** Start Article **
International Gas Trade
The global gas trade is the fastest growing segment of primary energy, with the exception of renewable energy which is growing from a much lower base production. The gas trade is expected to continue to increase by more than 2 - 3% per year for the next twenty years. Much of this will be within the borders of countries; however, an increasing amount will involve crossing international borders by pipelines and LNG, and will involve emerging economies such as China, India, SE Asia, and Latin America.
International Pipeline Trade
As the global demand for gas increases and local supply options decline, the requirement to import gas via pipelines that cross international borders increases. Crossing international borders raises the complexity and risks of pipeline investment. It has been stated that every international border crossed raises the complexity of a project by an order of magnitude - this explains why pipelines, with the notable exception of Eastern Europe to Western Europe, are largely confined to domestic or single-border crossings. Crossborder pipelines amplify commercial risks, especially when third-party countries that are neither sellers nor final buyers of the gas are involved. These transit countries demand fees or other concessions - such as cheap or free gas - from producers or consumers, or both, in exchange for allowing pipelines to cross their territories.
** End Article **
## Goal:
According to the article on international gas trade, by how much is the gas trade expected to grow each year over the next twenty years? The material that follows comes from a separate source and is unrelated to the article.
** Start Data excerpts **
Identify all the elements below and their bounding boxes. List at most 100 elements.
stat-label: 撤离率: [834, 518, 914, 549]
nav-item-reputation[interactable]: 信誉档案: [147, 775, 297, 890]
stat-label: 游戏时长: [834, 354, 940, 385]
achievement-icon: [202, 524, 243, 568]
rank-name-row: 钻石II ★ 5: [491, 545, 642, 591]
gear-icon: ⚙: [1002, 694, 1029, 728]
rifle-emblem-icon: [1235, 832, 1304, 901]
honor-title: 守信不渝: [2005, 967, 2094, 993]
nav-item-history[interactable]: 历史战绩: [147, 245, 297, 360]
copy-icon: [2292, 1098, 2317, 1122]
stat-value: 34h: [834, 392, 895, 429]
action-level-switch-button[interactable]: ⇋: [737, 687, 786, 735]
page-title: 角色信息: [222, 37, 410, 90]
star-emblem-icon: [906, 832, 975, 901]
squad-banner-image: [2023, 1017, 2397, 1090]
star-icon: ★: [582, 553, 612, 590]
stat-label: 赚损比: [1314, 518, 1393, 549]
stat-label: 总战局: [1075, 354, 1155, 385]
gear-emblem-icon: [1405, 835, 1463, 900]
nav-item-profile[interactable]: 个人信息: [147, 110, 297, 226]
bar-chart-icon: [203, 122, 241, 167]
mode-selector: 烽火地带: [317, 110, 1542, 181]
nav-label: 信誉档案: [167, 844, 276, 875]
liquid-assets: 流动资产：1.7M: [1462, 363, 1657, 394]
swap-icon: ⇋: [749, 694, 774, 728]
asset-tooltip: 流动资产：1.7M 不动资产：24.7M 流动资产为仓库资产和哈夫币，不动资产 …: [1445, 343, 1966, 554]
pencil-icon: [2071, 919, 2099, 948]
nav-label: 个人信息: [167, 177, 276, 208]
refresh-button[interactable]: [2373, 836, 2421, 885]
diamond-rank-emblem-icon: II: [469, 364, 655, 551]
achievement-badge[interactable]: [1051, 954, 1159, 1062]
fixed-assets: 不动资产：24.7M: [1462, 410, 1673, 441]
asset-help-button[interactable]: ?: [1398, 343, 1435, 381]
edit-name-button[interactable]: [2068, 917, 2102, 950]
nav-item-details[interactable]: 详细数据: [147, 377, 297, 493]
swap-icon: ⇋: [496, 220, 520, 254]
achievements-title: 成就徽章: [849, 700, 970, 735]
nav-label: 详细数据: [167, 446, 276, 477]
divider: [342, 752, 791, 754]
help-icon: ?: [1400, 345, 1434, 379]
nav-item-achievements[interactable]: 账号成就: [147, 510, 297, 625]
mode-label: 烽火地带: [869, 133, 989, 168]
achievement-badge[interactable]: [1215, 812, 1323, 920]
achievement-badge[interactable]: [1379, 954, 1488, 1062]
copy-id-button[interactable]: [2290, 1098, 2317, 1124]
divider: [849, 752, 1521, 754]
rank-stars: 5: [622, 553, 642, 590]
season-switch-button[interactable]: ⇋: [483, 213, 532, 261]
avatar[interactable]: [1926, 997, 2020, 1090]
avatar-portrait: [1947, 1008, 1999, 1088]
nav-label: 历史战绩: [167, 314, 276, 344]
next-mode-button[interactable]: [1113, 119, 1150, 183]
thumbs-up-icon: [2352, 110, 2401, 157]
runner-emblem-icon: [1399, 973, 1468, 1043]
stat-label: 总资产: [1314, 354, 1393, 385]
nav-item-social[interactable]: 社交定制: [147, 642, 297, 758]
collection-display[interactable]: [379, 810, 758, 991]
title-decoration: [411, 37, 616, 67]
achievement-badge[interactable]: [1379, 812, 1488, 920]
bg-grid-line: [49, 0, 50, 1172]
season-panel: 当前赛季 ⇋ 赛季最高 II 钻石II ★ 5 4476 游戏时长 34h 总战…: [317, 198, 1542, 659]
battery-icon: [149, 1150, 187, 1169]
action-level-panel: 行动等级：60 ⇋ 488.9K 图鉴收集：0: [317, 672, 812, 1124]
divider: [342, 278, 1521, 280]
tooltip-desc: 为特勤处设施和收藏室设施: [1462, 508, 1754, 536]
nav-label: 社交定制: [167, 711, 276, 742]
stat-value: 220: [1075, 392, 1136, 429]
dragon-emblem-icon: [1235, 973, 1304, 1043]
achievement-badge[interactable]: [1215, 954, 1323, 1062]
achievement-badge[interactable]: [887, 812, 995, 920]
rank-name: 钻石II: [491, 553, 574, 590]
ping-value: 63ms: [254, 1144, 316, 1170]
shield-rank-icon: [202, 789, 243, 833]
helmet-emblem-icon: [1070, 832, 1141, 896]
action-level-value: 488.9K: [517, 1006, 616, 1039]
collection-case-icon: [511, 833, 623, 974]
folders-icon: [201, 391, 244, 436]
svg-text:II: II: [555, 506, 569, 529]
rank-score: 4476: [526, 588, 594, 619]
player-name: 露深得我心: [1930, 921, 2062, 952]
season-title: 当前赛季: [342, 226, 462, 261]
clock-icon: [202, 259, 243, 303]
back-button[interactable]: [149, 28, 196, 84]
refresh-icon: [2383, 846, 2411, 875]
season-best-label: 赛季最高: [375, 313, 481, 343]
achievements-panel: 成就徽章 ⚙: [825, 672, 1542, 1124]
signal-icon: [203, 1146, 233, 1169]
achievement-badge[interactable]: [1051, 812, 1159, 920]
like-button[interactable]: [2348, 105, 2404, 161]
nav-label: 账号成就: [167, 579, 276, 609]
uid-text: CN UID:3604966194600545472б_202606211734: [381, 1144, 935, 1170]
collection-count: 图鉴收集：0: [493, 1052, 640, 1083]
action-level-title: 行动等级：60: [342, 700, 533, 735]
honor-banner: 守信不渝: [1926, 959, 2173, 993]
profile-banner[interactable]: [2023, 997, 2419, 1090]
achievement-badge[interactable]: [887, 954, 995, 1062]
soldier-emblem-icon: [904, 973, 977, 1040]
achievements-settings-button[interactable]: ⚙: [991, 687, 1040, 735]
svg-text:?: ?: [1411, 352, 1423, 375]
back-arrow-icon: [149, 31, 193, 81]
** End Data excerpts **
## Complete response:
By more than 2–3% per year.